### Dataset excerpts
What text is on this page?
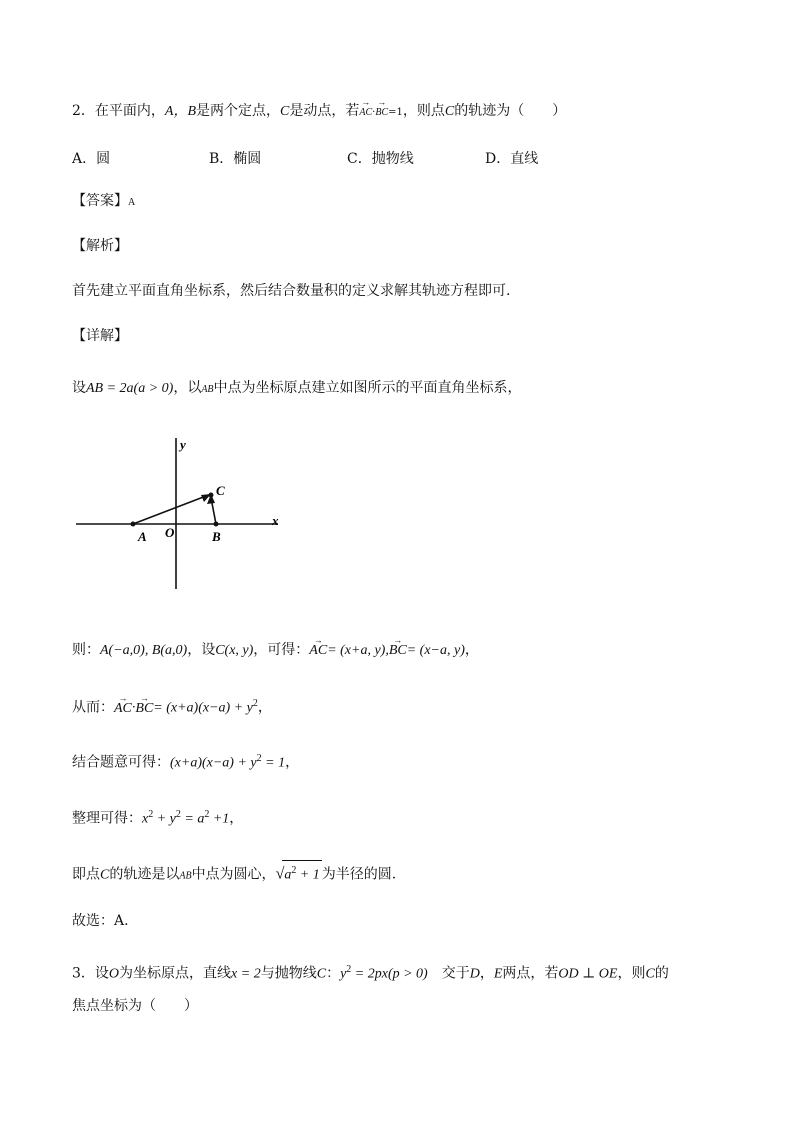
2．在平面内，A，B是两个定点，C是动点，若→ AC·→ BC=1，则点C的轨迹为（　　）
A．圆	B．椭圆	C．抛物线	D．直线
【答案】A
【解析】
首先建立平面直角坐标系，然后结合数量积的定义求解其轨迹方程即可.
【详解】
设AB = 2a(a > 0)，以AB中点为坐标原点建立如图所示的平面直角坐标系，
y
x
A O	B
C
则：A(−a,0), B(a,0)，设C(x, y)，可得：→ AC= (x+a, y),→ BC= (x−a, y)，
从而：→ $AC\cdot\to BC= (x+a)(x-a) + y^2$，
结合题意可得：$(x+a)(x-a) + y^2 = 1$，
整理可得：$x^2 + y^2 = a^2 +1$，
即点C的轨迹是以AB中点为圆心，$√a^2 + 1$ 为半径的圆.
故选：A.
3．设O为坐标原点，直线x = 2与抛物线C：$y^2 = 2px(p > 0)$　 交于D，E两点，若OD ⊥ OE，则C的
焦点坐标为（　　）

---

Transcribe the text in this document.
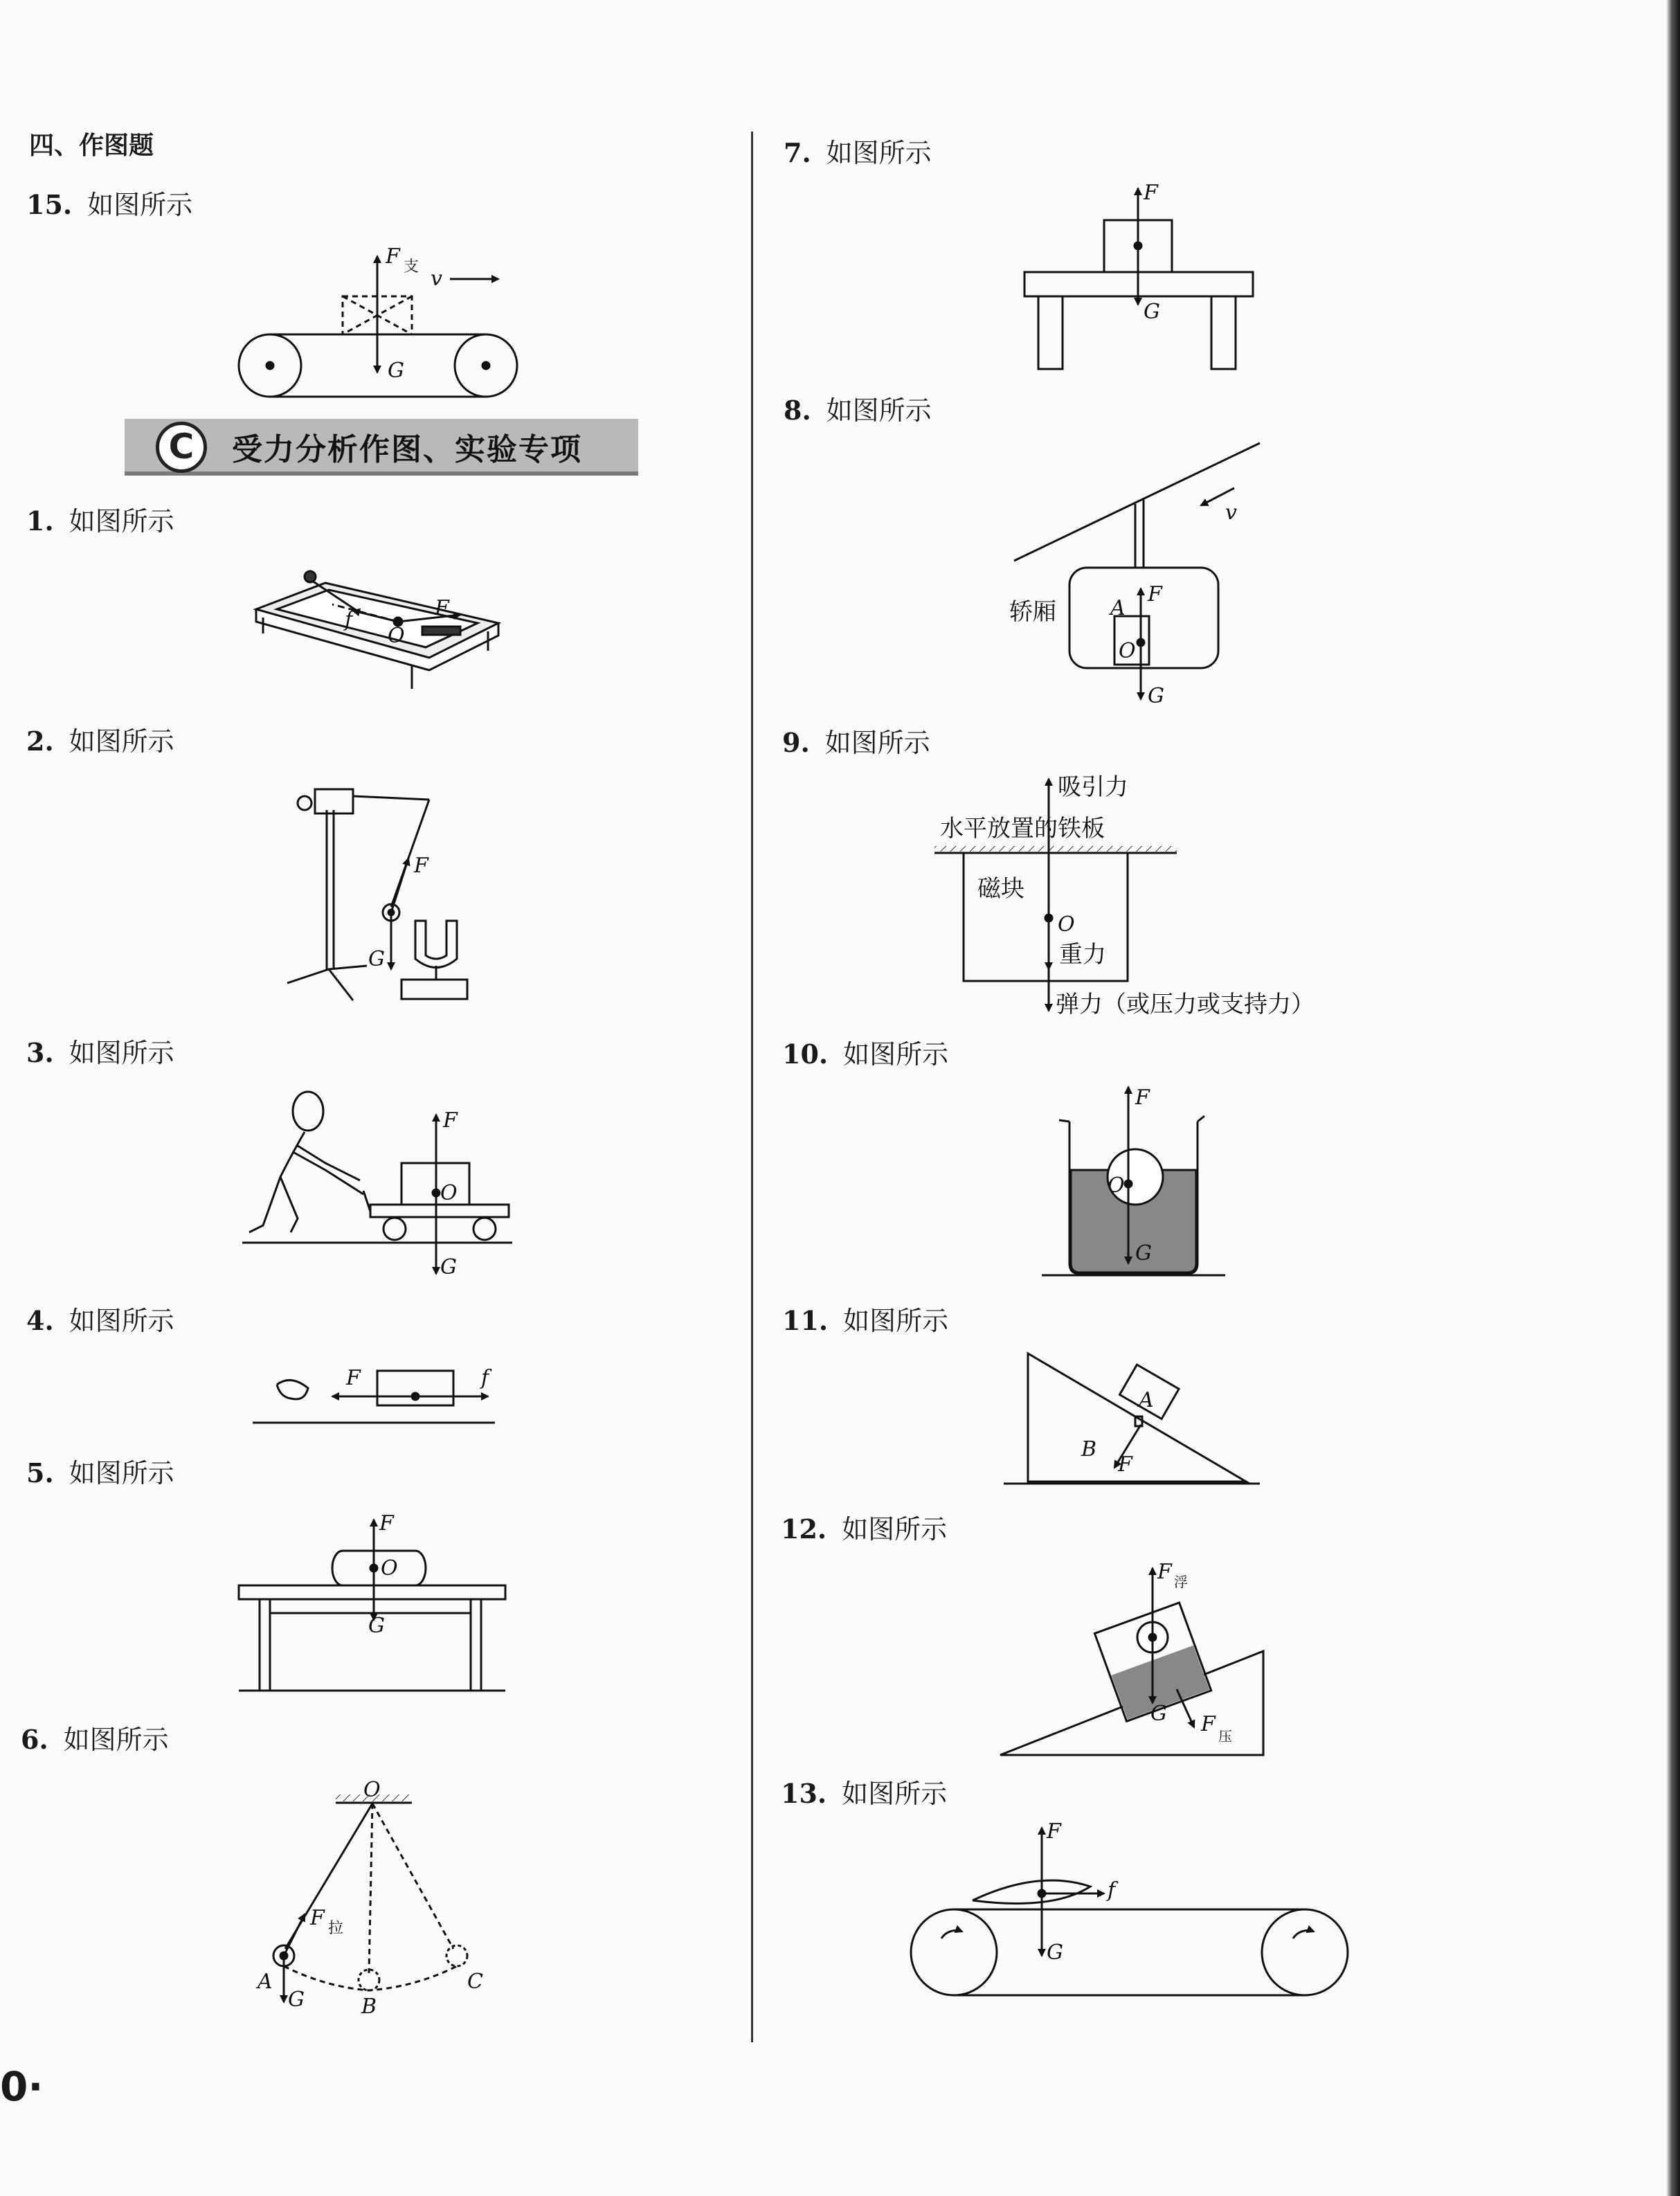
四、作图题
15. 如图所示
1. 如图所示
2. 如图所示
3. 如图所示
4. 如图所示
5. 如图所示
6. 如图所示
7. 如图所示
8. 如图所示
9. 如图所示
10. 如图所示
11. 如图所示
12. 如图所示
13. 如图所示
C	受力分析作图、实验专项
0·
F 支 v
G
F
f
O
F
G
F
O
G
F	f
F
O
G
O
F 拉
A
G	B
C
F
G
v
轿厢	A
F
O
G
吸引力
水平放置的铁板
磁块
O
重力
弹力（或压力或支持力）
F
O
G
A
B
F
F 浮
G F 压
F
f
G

...

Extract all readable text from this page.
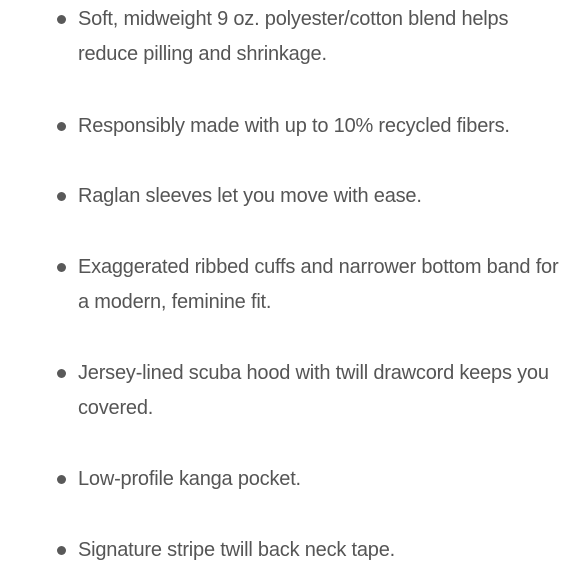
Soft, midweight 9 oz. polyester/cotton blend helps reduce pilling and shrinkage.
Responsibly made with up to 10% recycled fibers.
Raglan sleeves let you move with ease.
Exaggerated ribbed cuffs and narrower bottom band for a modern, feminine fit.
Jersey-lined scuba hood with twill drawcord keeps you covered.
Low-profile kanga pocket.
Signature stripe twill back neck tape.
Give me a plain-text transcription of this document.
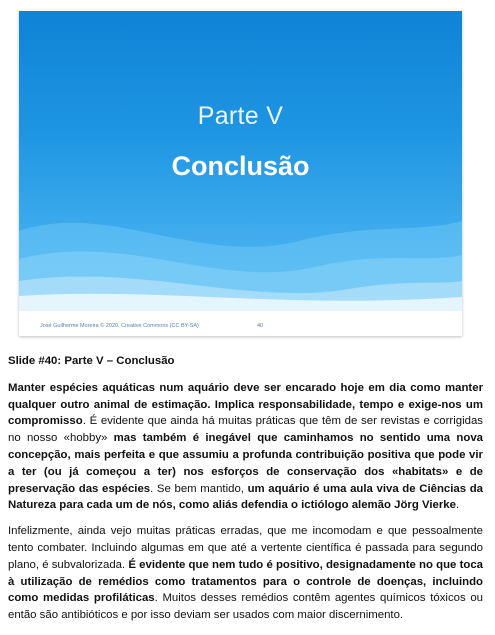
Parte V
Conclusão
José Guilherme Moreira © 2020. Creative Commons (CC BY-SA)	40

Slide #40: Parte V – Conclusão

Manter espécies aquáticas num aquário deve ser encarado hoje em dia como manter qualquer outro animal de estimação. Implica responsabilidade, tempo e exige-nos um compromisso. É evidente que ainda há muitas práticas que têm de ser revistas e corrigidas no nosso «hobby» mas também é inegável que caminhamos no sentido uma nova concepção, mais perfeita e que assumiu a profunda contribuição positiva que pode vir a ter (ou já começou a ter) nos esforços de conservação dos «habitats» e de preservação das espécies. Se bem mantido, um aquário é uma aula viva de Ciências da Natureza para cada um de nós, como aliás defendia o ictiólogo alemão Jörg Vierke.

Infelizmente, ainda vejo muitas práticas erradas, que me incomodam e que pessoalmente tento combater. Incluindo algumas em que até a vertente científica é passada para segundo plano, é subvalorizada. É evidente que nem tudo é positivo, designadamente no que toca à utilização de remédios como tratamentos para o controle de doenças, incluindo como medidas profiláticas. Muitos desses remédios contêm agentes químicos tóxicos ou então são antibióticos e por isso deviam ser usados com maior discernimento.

### Short exercise
Every line in the data above that contains "page" needs to be copied.

### Response to the exercise
What text is on this page?
Extract all readable text from this page.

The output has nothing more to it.